### [OBJECTIVE]
Repeat each entry word for word. Leave any images out of the copy.

### [DATA EXTRACT]
+---+

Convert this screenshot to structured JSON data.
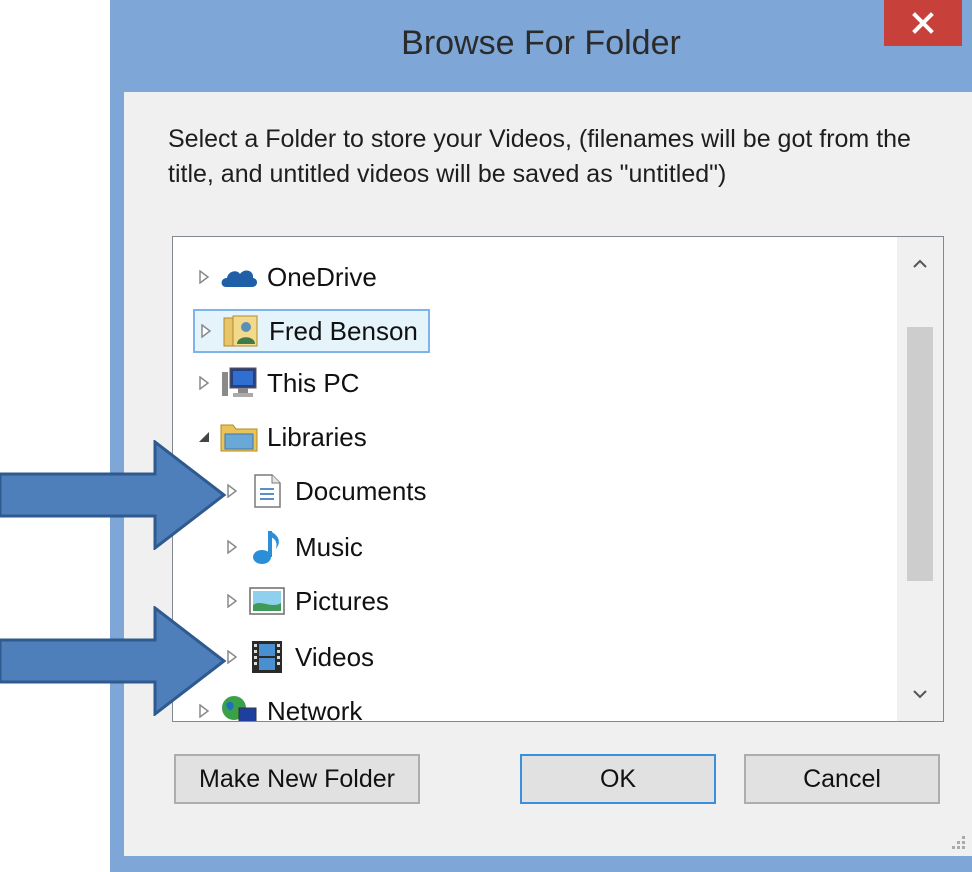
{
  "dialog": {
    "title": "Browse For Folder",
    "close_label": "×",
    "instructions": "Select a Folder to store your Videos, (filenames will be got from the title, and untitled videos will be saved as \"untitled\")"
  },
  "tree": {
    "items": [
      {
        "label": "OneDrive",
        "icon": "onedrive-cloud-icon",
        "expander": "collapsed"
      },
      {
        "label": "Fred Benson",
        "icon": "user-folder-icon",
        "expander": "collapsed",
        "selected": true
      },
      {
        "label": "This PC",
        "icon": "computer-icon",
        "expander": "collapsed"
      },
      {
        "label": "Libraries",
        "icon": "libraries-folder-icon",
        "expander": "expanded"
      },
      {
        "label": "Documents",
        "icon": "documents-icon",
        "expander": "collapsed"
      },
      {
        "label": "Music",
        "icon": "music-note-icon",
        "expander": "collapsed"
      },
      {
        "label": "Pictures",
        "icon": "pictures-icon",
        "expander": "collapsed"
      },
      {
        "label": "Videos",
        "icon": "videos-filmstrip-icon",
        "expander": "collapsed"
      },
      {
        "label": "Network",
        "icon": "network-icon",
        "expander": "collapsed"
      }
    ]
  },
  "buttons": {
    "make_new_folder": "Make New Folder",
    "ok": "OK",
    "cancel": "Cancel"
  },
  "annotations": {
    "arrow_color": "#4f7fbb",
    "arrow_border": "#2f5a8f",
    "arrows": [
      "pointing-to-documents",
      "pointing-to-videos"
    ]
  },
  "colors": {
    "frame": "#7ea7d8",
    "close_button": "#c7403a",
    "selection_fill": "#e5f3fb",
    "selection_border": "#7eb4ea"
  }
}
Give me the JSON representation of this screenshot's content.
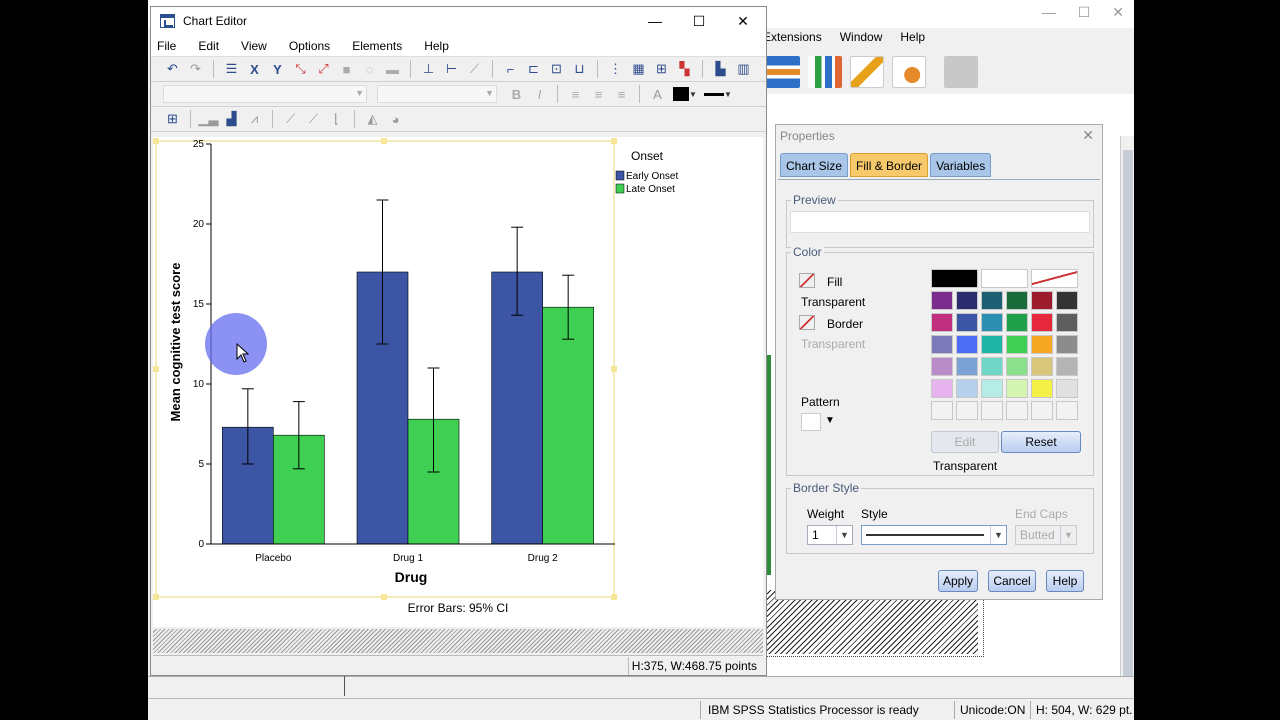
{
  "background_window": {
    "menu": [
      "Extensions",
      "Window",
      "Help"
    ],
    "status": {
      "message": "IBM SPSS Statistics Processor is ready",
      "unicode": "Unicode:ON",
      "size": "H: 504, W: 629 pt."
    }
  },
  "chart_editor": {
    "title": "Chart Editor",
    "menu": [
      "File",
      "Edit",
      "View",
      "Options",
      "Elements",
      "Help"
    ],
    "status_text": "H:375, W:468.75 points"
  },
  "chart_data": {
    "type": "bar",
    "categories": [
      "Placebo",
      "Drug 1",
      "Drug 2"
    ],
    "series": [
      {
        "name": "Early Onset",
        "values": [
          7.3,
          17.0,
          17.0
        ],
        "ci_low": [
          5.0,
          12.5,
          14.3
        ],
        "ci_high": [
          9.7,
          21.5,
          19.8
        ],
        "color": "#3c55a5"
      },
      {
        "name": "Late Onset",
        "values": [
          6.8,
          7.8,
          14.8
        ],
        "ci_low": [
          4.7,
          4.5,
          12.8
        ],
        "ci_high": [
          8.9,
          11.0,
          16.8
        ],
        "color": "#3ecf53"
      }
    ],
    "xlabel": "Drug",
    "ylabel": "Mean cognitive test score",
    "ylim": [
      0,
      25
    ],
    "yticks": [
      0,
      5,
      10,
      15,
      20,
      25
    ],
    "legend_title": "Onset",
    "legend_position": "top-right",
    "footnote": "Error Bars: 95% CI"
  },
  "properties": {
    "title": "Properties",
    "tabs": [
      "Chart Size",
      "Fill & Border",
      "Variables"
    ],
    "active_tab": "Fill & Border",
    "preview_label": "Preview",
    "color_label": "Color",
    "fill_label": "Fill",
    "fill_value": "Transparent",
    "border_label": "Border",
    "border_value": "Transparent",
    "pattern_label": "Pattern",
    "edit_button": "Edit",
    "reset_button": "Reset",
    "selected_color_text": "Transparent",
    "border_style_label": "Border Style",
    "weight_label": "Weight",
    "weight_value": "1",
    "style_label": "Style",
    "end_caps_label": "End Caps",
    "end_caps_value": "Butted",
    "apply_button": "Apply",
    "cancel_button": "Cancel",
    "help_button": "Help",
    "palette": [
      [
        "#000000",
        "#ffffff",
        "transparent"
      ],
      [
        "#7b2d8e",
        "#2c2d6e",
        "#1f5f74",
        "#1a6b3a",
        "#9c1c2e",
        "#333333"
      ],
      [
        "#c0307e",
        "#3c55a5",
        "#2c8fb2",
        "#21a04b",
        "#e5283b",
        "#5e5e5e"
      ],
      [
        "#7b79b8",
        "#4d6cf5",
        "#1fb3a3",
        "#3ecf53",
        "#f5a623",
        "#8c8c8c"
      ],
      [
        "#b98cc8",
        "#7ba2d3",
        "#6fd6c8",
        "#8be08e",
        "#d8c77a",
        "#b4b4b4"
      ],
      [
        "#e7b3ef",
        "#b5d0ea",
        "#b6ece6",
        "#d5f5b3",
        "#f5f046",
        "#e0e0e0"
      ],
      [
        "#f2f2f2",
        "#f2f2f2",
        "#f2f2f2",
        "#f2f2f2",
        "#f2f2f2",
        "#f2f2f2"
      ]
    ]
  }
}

+---+

### [ANSWER FOR THIS EXERCISE]
Convert this screenshot to structured JSON data.
{
  "dialog": {
    "title": "Browse For Folder",
    "close_label": "×",
    "instructions": "Select a Folder to store your Videos, (filenames will be got from the title, and untitled videos will be saved as \"untitled\")"
  },
  "tree": {
    "items": [
      {
        "label": "OneDrive",
        "icon": "onedrive-cloud-icon",
        "expander": "collapsed"
      },
      {
        "label": "Fred Benson",
        "icon": "user-folder-icon",
        "expander": "collapsed",
        "selected": true
      },
      {
        "label": "This PC",
        "icon": "computer-icon",
        "expander": "collapsed"
      },
      {
        "label": "Libraries",
        "icon": "libraries-folder-icon",
        "expander": "expanded"
      },
      {
        "label": "Documents",
        "icon": "documents-icon",
        "expander": "collapsed"
      },
      {
        "label": "Music",
        "icon": "music-note-icon",
        "expander": "collapsed"
      },
      {
        "label": "Pictures",
        "icon": "pictures-icon",
        "expander": "collapsed"
      },
      {
        "label": "Videos",
        "icon": "videos-filmstrip-icon",
        "expander": "collapsed"
      },
      {
        "label": "Network",
        "icon": "network-icon",
        "expander": "collapsed"
      }
    ]
  },
  "buttons": {
    "make_new_folder": "Make New Folder",
    "ok": "OK",
    "cancel": "Cancel"
  },
  "annotations": {
    "arrow_color": "#4f7fbb",
    "arrow_border": "#2f5a8f",
    "arrows": [
      "pointing-to-documents",
      "pointing-to-videos"
    ]
  },
  "colors": {
    "frame": "#7ea7d8",
    "close_button": "#c7403a",
    "selection_fill": "#e5f3fb",
    "selection_border": "#7eb4ea"
  }
}
Give me the JSON representation of this screenshot's content.
{
  "background_window": {
    "menu": [
      "Extensions",
      "Window",
      "Help"
    ],
    "status": {
      "message": "IBM SPSS Statistics Processor is ready",
      "unicode": "Unicode:ON",
      "size": "H: 504, W: 629 pt."
    }
  },
  "chart_editor": {
    "title": "Chart Editor",
    "menu": [
      "File",
      "Edit",
      "View",
      "Options",
      "Elements",
      "Help"
    ],
    "status_text": "H:375, W:468.75 points"
  },
  "chart_data": {
    "type": "bar",
    "categories": [
      "Placebo",
      "Drug 1",
      "Drug 2"
    ],
    "series": [
      {
        "name": "Early Onset",
        "values": [
          7.3,
          17.0,
          17.0
        ],
        "ci_low": [
          5.0,
          12.5,
          14.3
        ],
        "ci_high": [
          9.7,
          21.5,
          19.8
        ],
        "color": "#3c55a5"
      },
      {
        "name": "Late Onset",
        "values": [
          6.8,
          7.8,
          14.8
        ],
        "ci_low": [
          4.7,
          4.5,
          12.8
        ],
        "ci_high": [
          8.9,
          11.0,
          16.8
        ],
        "color": "#3ecf53"
      }
    ],
    "xlabel": "Drug",
    "ylabel": "Mean cognitive test score",
    "ylim": [
      0,
      25
    ],
    "yticks": [
      0,
      5,
      10,
      15,
      20,
      25
    ],
    "legend_title": "Onset",
    "legend_position": "top-right",
    "footnote": "Error Bars: 95% CI"
  },
  "properties": {
    "title": "Properties",
    "tabs": [
      "Chart Size",
      "Fill & Border",
      "Variables"
    ],
    "active_tab": "Fill & Border",
    "preview_label": "Preview",
    "color_label": "Color",
    "fill_label": "Fill",
    "fill_value": "Transparent",
    "border_label": "Border",
    "border_value": "Transparent",
    "pattern_label": "Pattern",
    "edit_button": "Edit",
    "reset_button": "Reset",
    "selected_color_text": "Transparent",
    "border_style_label": "Border Style",
    "weight_label": "Weight",
    "weight_value": "1",
    "style_label": "Style",
    "end_caps_label": "End Caps",
    "end_caps_value": "Butted",
    "apply_button": "Apply",
    "cancel_button": "Cancel",
    "help_button": "Help",
    "palette": [
      [
        "#000000",
        "#ffffff",
        "transparent"
      ],
      [
        "#7b2d8e",
        "#2c2d6e",
        "#1f5f74",
        "#1a6b3a",
        "#9c1c2e",
        "#333333"
      ],
      [
        "#c0307e",
        "#3c55a5",
        "#2c8fb2",
        "#21a04b",
        "#e5283b",
        "#5e5e5e"
      ],
      [
        "#7b79b8",
        "#4d6cf5",
        "#1fb3a3",
        "#3ecf53",
        "#f5a623",
        "#8c8c8c"
      ],
      [
        "#b98cc8",
        "#7ba2d3",
        "#6fd6c8",
        "#8be08e",
        "#d8c77a",
        "#b4b4b4"
      ],
      [
        "#e7b3ef",
        "#b5d0ea",
        "#b6ece6",
        "#d5f5b3",
        "#f5f046",
        "#e0e0e0"
      ],
      [
        "#f2f2f2",
        "#f2f2f2",
        "#f2f2f2",
        "#f2f2f2",
        "#f2f2f2",
        "#f2f2f2"
      ]
    ]
  }
}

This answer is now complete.